• **What is needed**: Check each line of the listing for the string "Class", count the lines that have it, and answer with that number only.

_ _ _ _ _

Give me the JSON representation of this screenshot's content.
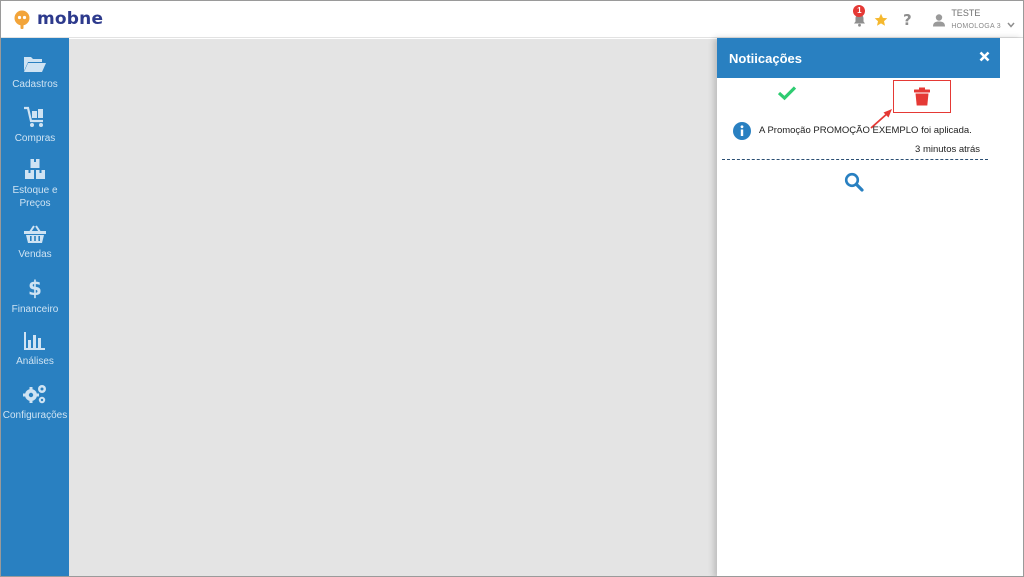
{
  "app": {
    "brand": "mobne",
    "colors": {
      "primary": "#2980c1",
      "brand_text": "#2d3a8c",
      "logo": "#f2a43a",
      "danger": "#e53935",
      "success": "#2ecc71"
    }
  },
  "topbar": {
    "notification_count": "1",
    "icons": [
      "bell-icon",
      "star-icon",
      "help-icon",
      "user-icon",
      "chevron-down-icon"
    ],
    "help_label": "?",
    "user": {
      "name": "TESTE",
      "org": "HOMOLOGA 3"
    }
  },
  "sidebar": {
    "items": [
      {
        "label": "Cadastros",
        "icon": "folder-open-icon"
      },
      {
        "label": "Compras",
        "icon": "cart-icon"
      },
      {
        "label": "Estoque e Preços",
        "icon": "boxes-icon"
      },
      {
        "label": "Vendas",
        "icon": "basket-icon"
      },
      {
        "label": "Financeiro",
        "icon": "dollar-icon"
      },
      {
        "label": "Análises",
        "icon": "bar-chart-icon"
      },
      {
        "label": "Configurações",
        "icon": "gears-icon"
      }
    ]
  },
  "notifications": {
    "title": "Notiicações",
    "actions": {
      "mark_read_icon": "check-icon",
      "delete_icon": "trash-icon",
      "more_icon": "search-icon"
    },
    "items": [
      {
        "message": "A Promoção PROMOÇÃO EXEMPLO foi aplicada.",
        "time": "3 minutos atrás",
        "icon": "info-icon"
      }
    ]
  }
}
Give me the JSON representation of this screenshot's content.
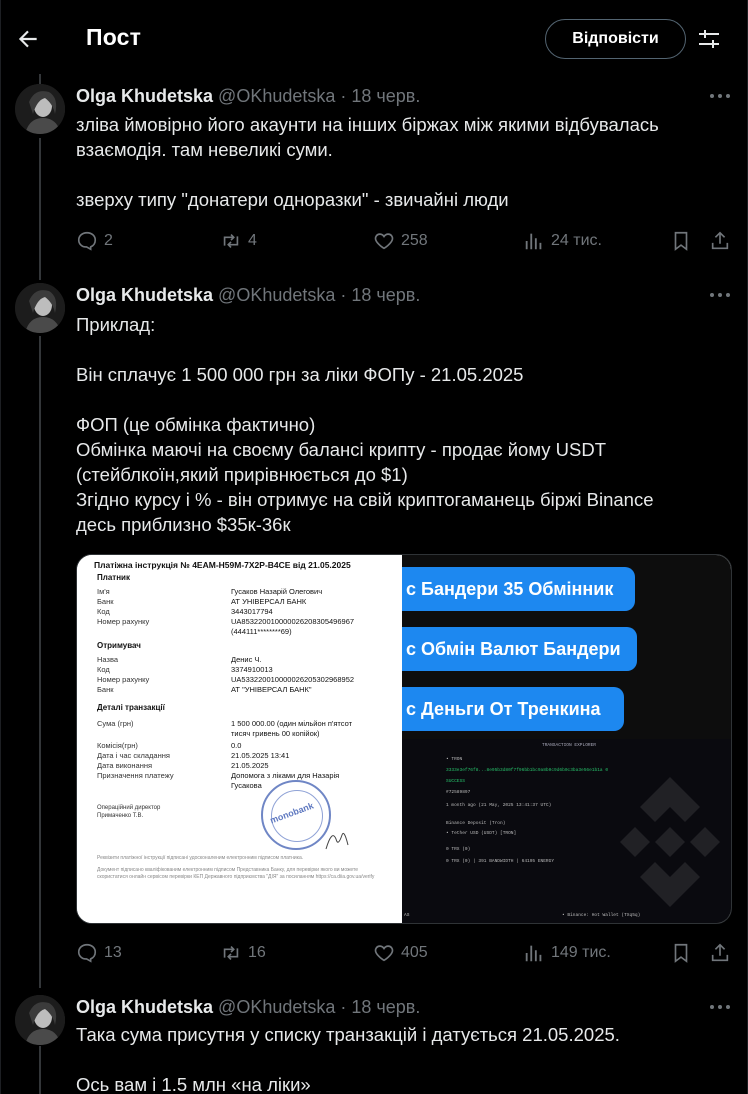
{
  "header": {
    "title": "Пост",
    "reply_button": "Відповісти"
  },
  "tweets": [
    {
      "name": "Olga Khudetska",
      "handle": "@OKhudetska",
      "date": " · 18 черв.",
      "text": "зліва ймовірно його акаунти на інших біржах між якими відбувалась\nвзаємодія. там невеликі суми.\n\nзверху типу \"донатери одноразки\" - звичайні люди",
      "replies": "2",
      "reposts": "4",
      "likes": "258",
      "views": "24 тис."
    },
    {
      "name": "Olga Khudetska",
      "handle": "@OKhudetska",
      "date": " · 18 черв.",
      "text": "Приклад:\n\nВін сплачує 1 500 000 грн за ліки ФОПу - 21.05.2025\n\nФОП (це обмінка фактично)\nОбмінка маючі на своєму балансі крипту - продає йому USDT\n(стейблкоїн,який прирівнюється до $1)\nЗгідно курсу і % - він отримує на свій криптогаманець біржі Binance\nдесь приблизно $35к-36к",
      "replies": "13",
      "reposts": "16",
      "likes": "405",
      "views": "149 тис."
    },
    {
      "name": "Olga Khudetska",
      "handle": "@OKhudetska",
      "date": " · 18 черв.",
      "text": "Така сума присутня у списку транзакцій і датується 21.05.2025.\n\nОсь вам і 1.5 млн «на ліки»"
    }
  ],
  "media": {
    "doc_title": "Платіжна інструкція № 4EAM-H59M-7X2P-B4CE від 21.05.2025",
    "payer_section": "Платник",
    "payer_rows": [
      {
        "label": "Ім'я",
        "value": "Гусаков Назарій Олегович"
      },
      {
        "label": "Банк",
        "value": "АТ УНІВЕРСАЛ БАНК"
      },
      {
        "label": "Код",
        "value": "3443017794"
      },
      {
        "label": "Номер рахунку",
        "value": "UA853220010000026208305496967"
      },
      {
        "label": "",
        "value": "(444111********69)"
      }
    ],
    "receiver_section": "Отримувач",
    "receiver_rows": [
      {
        "label": "Назва",
        "value": "Денис Ч."
      },
      {
        "label": "Код",
        "value": "3374910013"
      },
      {
        "label": "Номер рахунку",
        "value": "UA533220010000026205302968952"
      },
      {
        "label": "Банк",
        "value": "АТ \"УНІВЕРСАЛ БАНК\""
      }
    ],
    "tx_section": "Деталі транзакції",
    "tx_rows": [
      {
        "label": "Сума (грн)",
        "value": "1 500 000.00 (один мільйон п'ятсот"
      },
      {
        "label": "",
        "value": "тисяч гривень 00 копійок)"
      },
      {
        "label": "Комісія(грн)",
        "value": "0.0"
      },
      {
        "label": "Дата і час складання",
        "value": "21.05.2025 13:41"
      },
      {
        "label": "Дата виконання",
        "value": "21.05.2025"
      },
      {
        "label": "Призначення платежу",
        "value": "Допомога з ліками для Назарія"
      },
      {
        "label": "",
        "value": "Гусакова"
      }
    ],
    "director_line1": "Операційний директор",
    "director_line2": "Примаченко Т.В.",
    "stamp": "monobank",
    "fine_print_1": "Реквізити платіжної інструкції підписані удосконаленим електронним підписом платника.",
    "fine_print_2": "Документ підписано кваліфікованим електронним підписом Представника Банку, для перевірки якого ви можете скористатися онлайн сервісом перевірки КЕП Державного підприємства \"ДІЯ\" за посиланням https://ca.diia.gov.ua/verify",
    "chips": [
      "с Бандери 35 Обмінник",
      "с Обмін Валют Бандери",
      "с Деньги От Тренкина"
    ],
    "explorer_title": "TRANSACTION EXPLORER",
    "explorer_lines": [
      "• TRON",
      "3333e3ef76f8...8e95b3d80f7f96bb1bc9a8b0c9d6b0c3ba3e56e1b1a 0",
      "SUCCESS",
      "#72589897",
      "1 month ago  (21 May, 2025 13:41:37 UTC)",
      "Binance Deposit (Tron)",
      "• Tether USD (USDT) [TRON]",
      "0 TRX (0)",
      "0  TRX (0)   |   391 BANDWIDTH   |   64195 ENERGY",
      "• Binance: Hot Wallet (TXq5q)",
      "AS"
    ]
  }
}
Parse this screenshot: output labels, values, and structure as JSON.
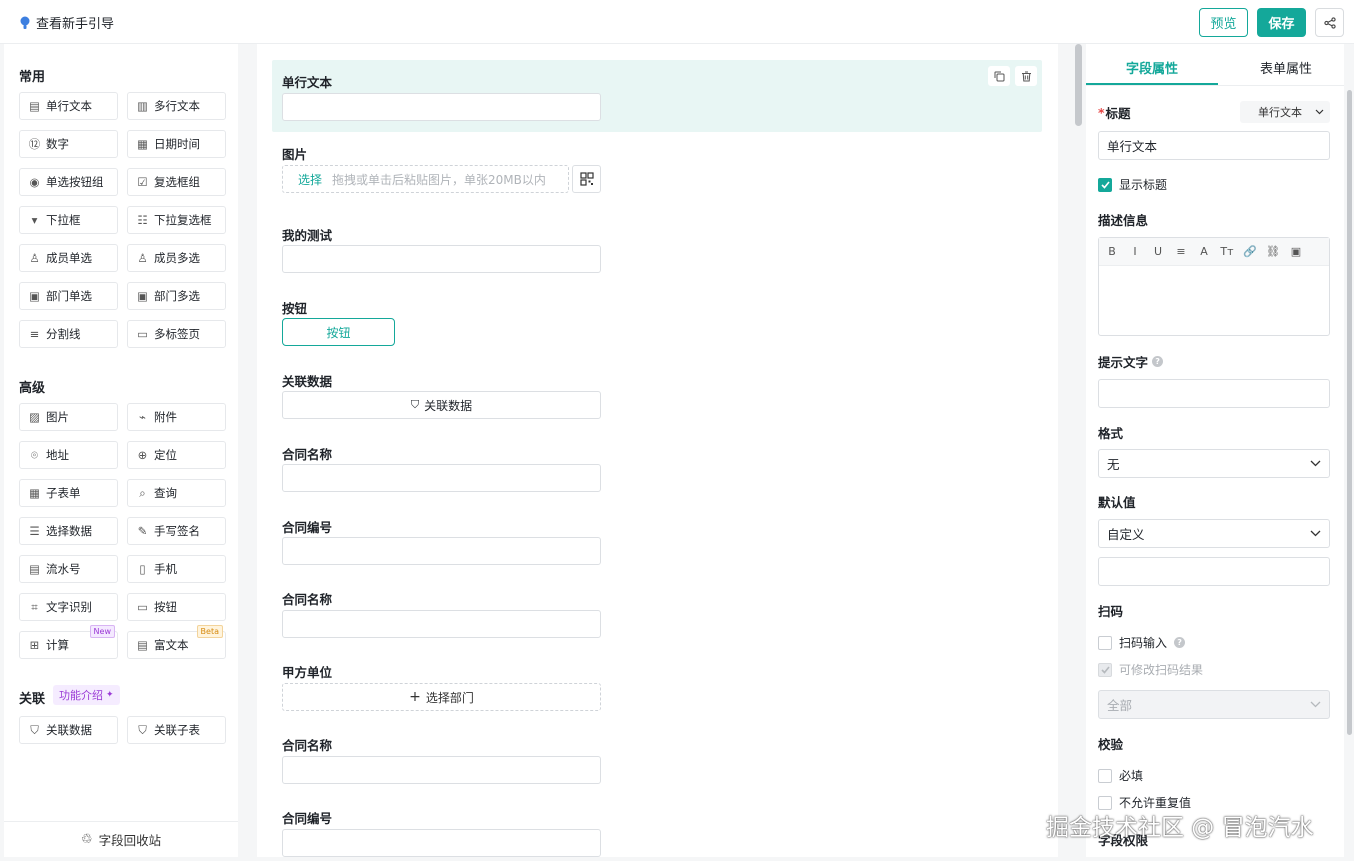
{
  "topbar": {
    "guide_label": "查看新手引导",
    "preview_label": "预览",
    "save_label": "保存"
  },
  "left": {
    "sections": [
      {
        "title": "常用",
        "items": [
          {
            "label": "单行文本",
            "icon": "single-line-icon"
          },
          {
            "label": "多行文本",
            "icon": "multi-line-icon"
          },
          {
            "label": "数字",
            "icon": "number-icon"
          },
          {
            "label": "日期时间",
            "icon": "calendar-icon"
          },
          {
            "label": "单选按钮组",
            "icon": "radio-icon"
          },
          {
            "label": "复选框组",
            "icon": "checkbox-icon"
          },
          {
            "label": "下拉框",
            "icon": "dropdown-icon"
          },
          {
            "label": "下拉复选框",
            "icon": "dropdown-multi-icon"
          },
          {
            "label": "成员单选",
            "icon": "user-icon"
          },
          {
            "label": "成员多选",
            "icon": "users-icon"
          },
          {
            "label": "部门单选",
            "icon": "dept-icon"
          },
          {
            "label": "部门多选",
            "icon": "dept-multi-icon"
          },
          {
            "label": "分割线",
            "icon": "divider-icon"
          },
          {
            "label": "多标签页",
            "icon": "tabs-icon"
          }
        ]
      },
      {
        "title": "高级",
        "items": [
          {
            "label": "图片",
            "icon": "image-icon"
          },
          {
            "label": "附件",
            "icon": "attachment-icon"
          },
          {
            "label": "地址",
            "icon": "location-pin-icon"
          },
          {
            "label": "定位",
            "icon": "locate-icon"
          },
          {
            "label": "子表单",
            "icon": "subform-icon"
          },
          {
            "label": "查询",
            "icon": "query-icon"
          },
          {
            "label": "选择数据",
            "icon": "database-icon"
          },
          {
            "label": "手写签名",
            "icon": "signature-icon"
          },
          {
            "label": "流水号",
            "icon": "serial-icon"
          },
          {
            "label": "手机",
            "icon": "phone-icon"
          },
          {
            "label": "文字识别",
            "icon": "ocr-icon"
          },
          {
            "label": "按钮",
            "icon": "button-icon"
          },
          {
            "label": "计算",
            "icon": "calc-icon",
            "badge": "New"
          },
          {
            "label": "富文本",
            "icon": "richtext-icon",
            "badge": "Beta"
          }
        ]
      },
      {
        "title": "关联",
        "items": [
          {
            "label": "关联数据",
            "icon": "link-data-icon"
          },
          {
            "label": "关联子表",
            "icon": "link-table-icon"
          }
        ]
      }
    ],
    "intro_label": "功能介绍",
    "recycle_label": "字段回收站"
  },
  "canvas": {
    "fields": [
      {
        "label": "单行文本",
        "kind": "input",
        "selected": true
      },
      {
        "label": "图片",
        "kind": "upload",
        "select_text": "选择",
        "hint": "拖拽或单击后粘贴图片，单张20MB以内"
      },
      {
        "label": "我的测试",
        "kind": "input"
      },
      {
        "label": "按钮",
        "kind": "button",
        "button_label": "按钮"
      },
      {
        "label": "关联数据",
        "kind": "relation",
        "button_label": "关联数据"
      },
      {
        "label": "合同名称",
        "kind": "input"
      },
      {
        "label": "合同编号",
        "kind": "input"
      },
      {
        "label": "合同名称",
        "kind": "input"
      },
      {
        "label": "甲方单位",
        "kind": "dept",
        "button_label": "选择部门"
      },
      {
        "label": "合同名称",
        "kind": "input"
      },
      {
        "label": "合同编号",
        "kind": "input"
      }
    ]
  },
  "right": {
    "tabs": [
      "字段属性",
      "表单属性"
    ],
    "title_label": "标题",
    "type_select": "单行文本",
    "title_value": "单行文本",
    "show_title_label": "显示标题",
    "desc_label": "描述信息",
    "rte_tools": [
      "B",
      "I",
      "U",
      "≡",
      "A",
      "Tт",
      "🔗",
      "⛓",
      "▣"
    ],
    "hint_label": "提示文字",
    "format_label": "格式",
    "format_value": "无",
    "default_label": "默认值",
    "default_value": "自定义",
    "scan_label": "扫码",
    "scan_input_label": "扫码输入",
    "scan_modify_label": "可修改扫码结果",
    "scan_scope_value": "全部",
    "validate_label": "校验",
    "required_label": "必填",
    "no_dup_label": "不允许重复值",
    "perm_label": "字段权限"
  },
  "watermark": "掘金技术社区 @ 冒泡汽水",
  "colors": {
    "accent": "#14a89a",
    "new": "#9b39d6",
    "beta": "#d68a10"
  }
}
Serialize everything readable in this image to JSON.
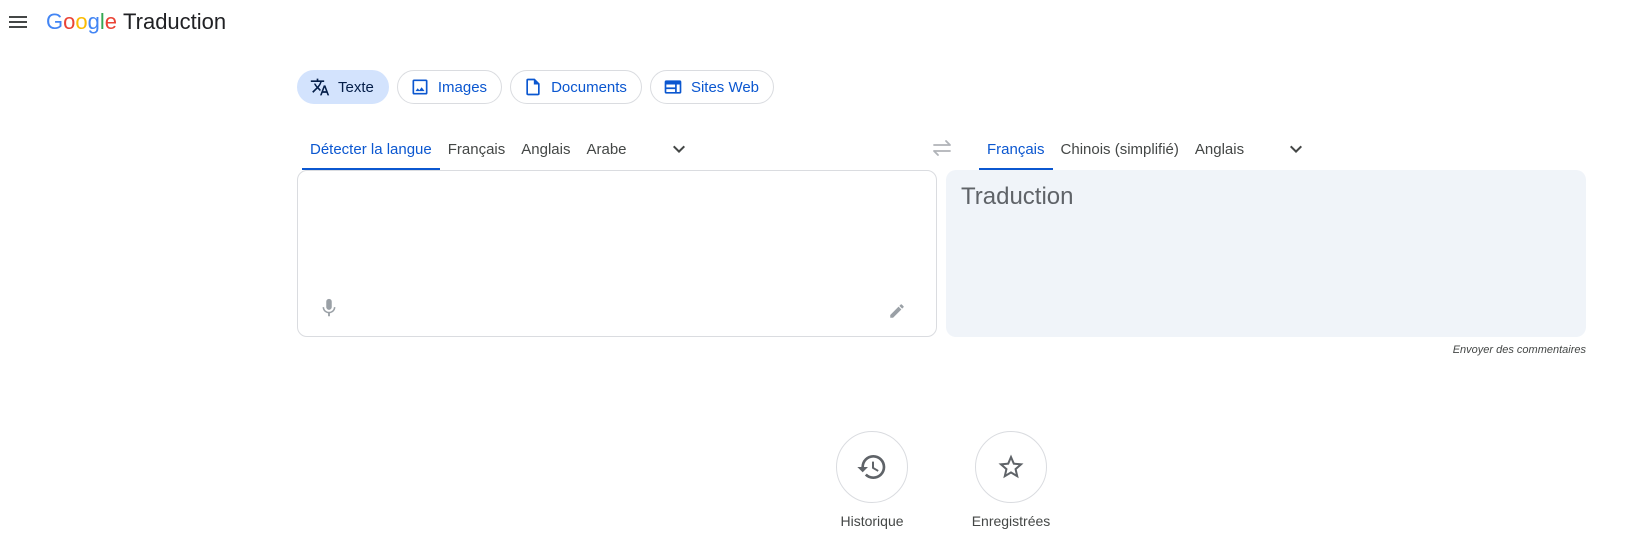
{
  "header": {
    "menu_icon": "menu-icon",
    "logo_text": "Google",
    "product_name": "Traduction",
    "logo_colors": [
      "#4285F4",
      "#EA4335",
      "#FBBC05",
      "#4285F4",
      "#34A853",
      "#EA4335"
    ]
  },
  "modes": [
    {
      "label": "Texte",
      "icon": "translate-icon",
      "active": true
    },
    {
      "label": "Images",
      "icon": "image-icon",
      "active": false
    },
    {
      "label": "Documents",
      "icon": "document-icon",
      "active": false
    },
    {
      "label": "Sites Web",
      "icon": "website-icon",
      "active": false
    }
  ],
  "source_langs": [
    "Détecter la langue",
    "Français",
    "Anglais",
    "Arabe"
  ],
  "source_selected": "Détecter la langue",
  "target_langs": [
    "Français",
    "Chinois (simplifié)",
    "Anglais"
  ],
  "target_selected": "Français",
  "source_panel": {
    "value": "",
    "mic_icon": "microphone-icon",
    "edit_icon": "pencil-icon"
  },
  "target_panel": {
    "placeholder": "Traduction"
  },
  "feedback": "Envoyer des commentaires",
  "actions": [
    {
      "label": "Historique",
      "icon": "history-icon"
    },
    {
      "label": "Enregistrées",
      "icon": "star-icon"
    }
  ],
  "colors": {
    "accent": "#0b57d0",
    "active_chip_bg": "#d3e3fd",
    "target_bg": "#f0f4f9"
  }
}
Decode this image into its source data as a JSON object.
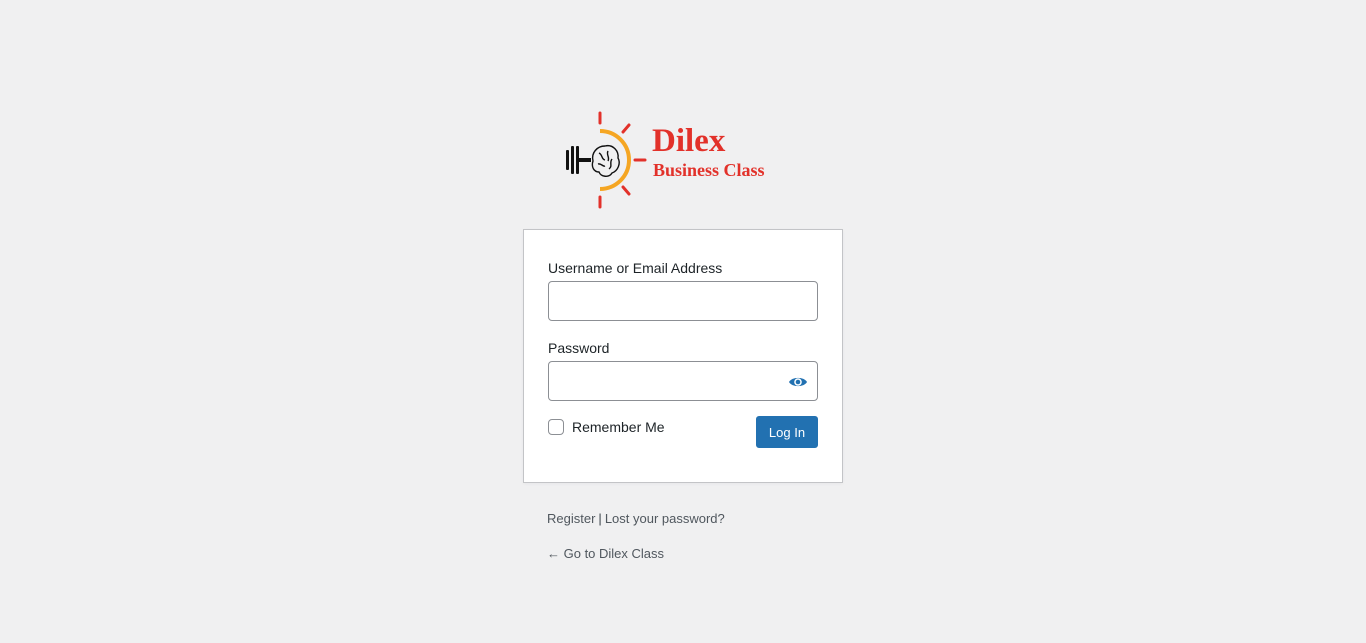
{
  "logo": {
    "title": "Dilex",
    "subtitle": "Business Class",
    "icon": "lightbulb-brain-dumbbell-icon",
    "colors": {
      "brand_red": "#e2312a",
      "accent_orange": "#f5a623",
      "dark": "#111111"
    }
  },
  "form": {
    "username_label": "Username or Email Address",
    "username_value": "",
    "password_label": "Password",
    "password_value": "",
    "show_password_icon": "eye-icon",
    "remember_label": "Remember Me",
    "remember_checked": false,
    "submit_label": "Log In"
  },
  "links": {
    "register": "Register",
    "separator": "|",
    "lost_password": "Lost your password?",
    "back": "← Go to Dilex Class"
  },
  "colors": {
    "background": "#f0f0f1",
    "primary_button": "#2271b1",
    "eye_icon": "#2271b1"
  }
}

_ _ _ _ _

• **Final result**: 2